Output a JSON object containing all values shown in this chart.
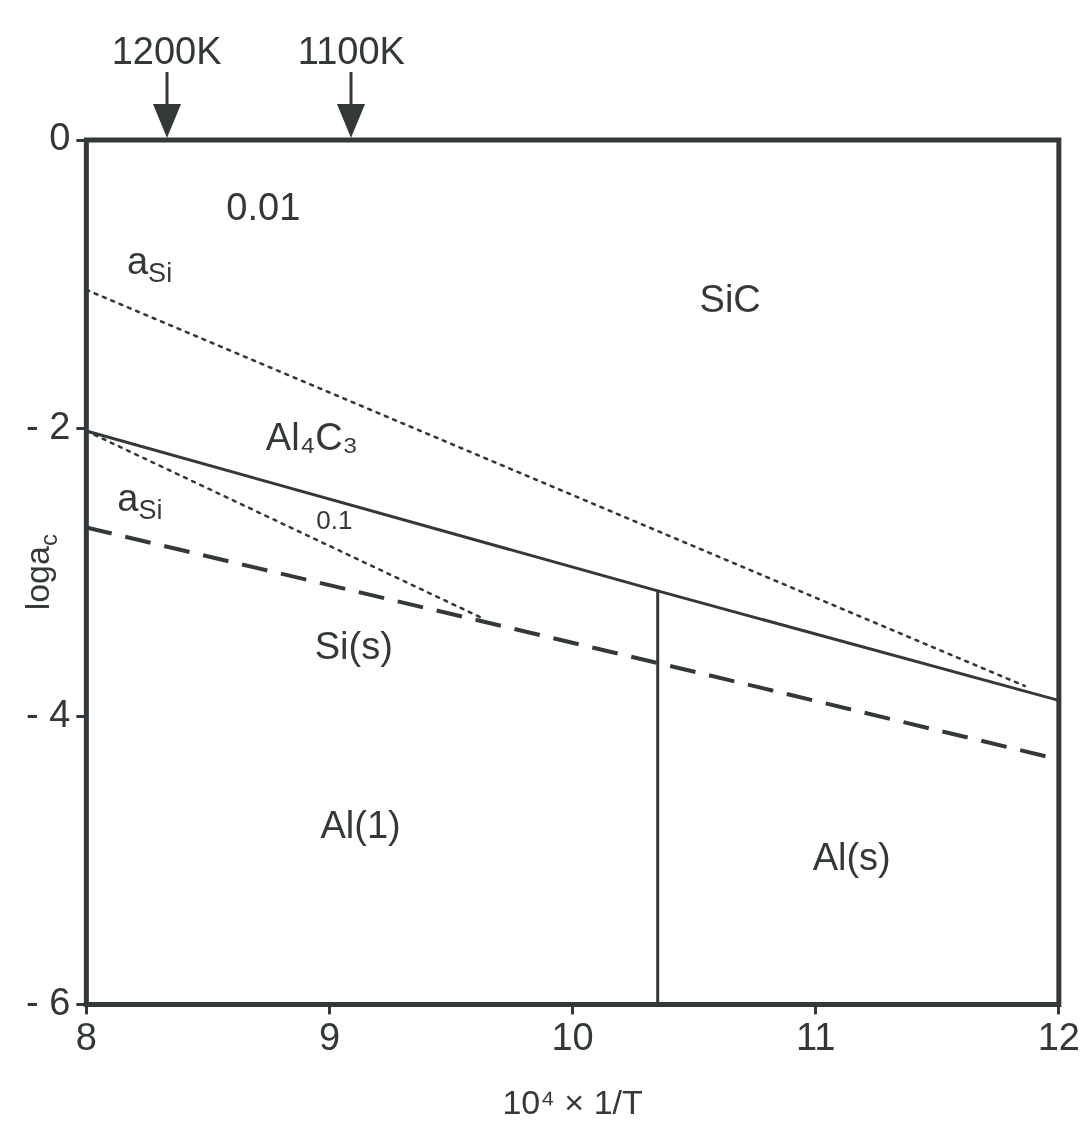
{
  "chart_data": {
    "type": "line",
    "xlabel": "10⁴ × 1/T",
    "ylabel": "loga$_{c}$",
    "xlim": [
      8,
      12
    ],
    "ylim": [
      -6,
      0
    ],
    "xticks": [
      8,
      9,
      10,
      11,
      12
    ],
    "yticks": [
      0,
      {
        "value": -2,
        "label": "- 2"
      },
      {
        "value": -4,
        "label": "- 4"
      },
      {
        "value": -6,
        "label": "- 6"
      }
    ],
    "legend": false,
    "marker": "none",
    "series": [
      {
        "type": "line",
        "color": "#333a36",
        "line_style": "solid",
        "x": [
          8,
          10.35,
          12
        ],
        "values": [
          -2.02,
          -3.13,
          -3.89
        ]
      },
      {
        "type": "line",
        "color": "#333a36",
        "line_style": "dashed",
        "x": [
          8,
          10.35,
          12
        ],
        "values": [
          -2.69,
          -3.63,
          -4.3
        ]
      },
      {
        "type": "line",
        "color": "#333a36",
        "line_style": "dotted",
        "x": [
          8,
          11.86
        ],
        "values": [
          -1.04,
          -3.79
        ]
      },
      {
        "type": "line",
        "color": "#333a36",
        "line_style": "dotted",
        "x": [
          8,
          9.63
        ],
        "values": [
          -2.02,
          -3.32
        ]
      },
      {
        "type": "line",
        "color": "#333a36",
        "line_style": "solid",
        "x": [
          10.35,
          10.35
        ],
        "values": [
          -3.13,
          -6
        ]
      }
    ],
    "annotations": [
      "1200K",
      "1100K",
      "0.01",
      "a$_{Si}$",
      "SiC",
      "Al₄C₃",
      "a$_{Si}$",
      "0.1",
      "Si(s)",
      "Al(1)",
      "Al(s)"
    ]
  }
}
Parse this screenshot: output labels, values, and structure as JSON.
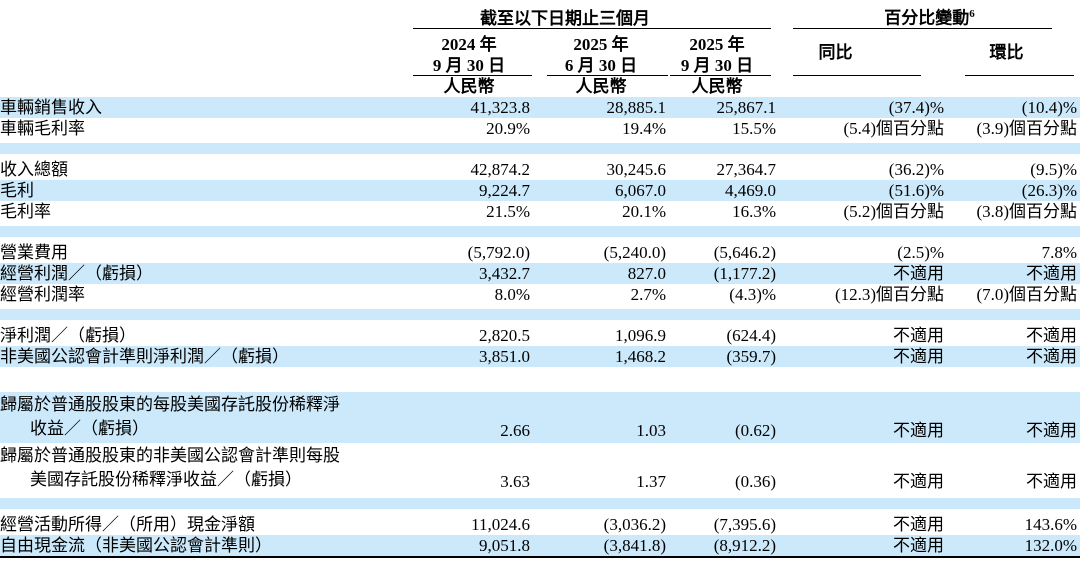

_ _ _ _ _

● **Aim**
From the listing above, copy every line that includes the word "JSON".

● **Written solution**
Output a JSON object containing all values shown in this chart.
Parse this screenshot: output labels, values, and structure as JSON.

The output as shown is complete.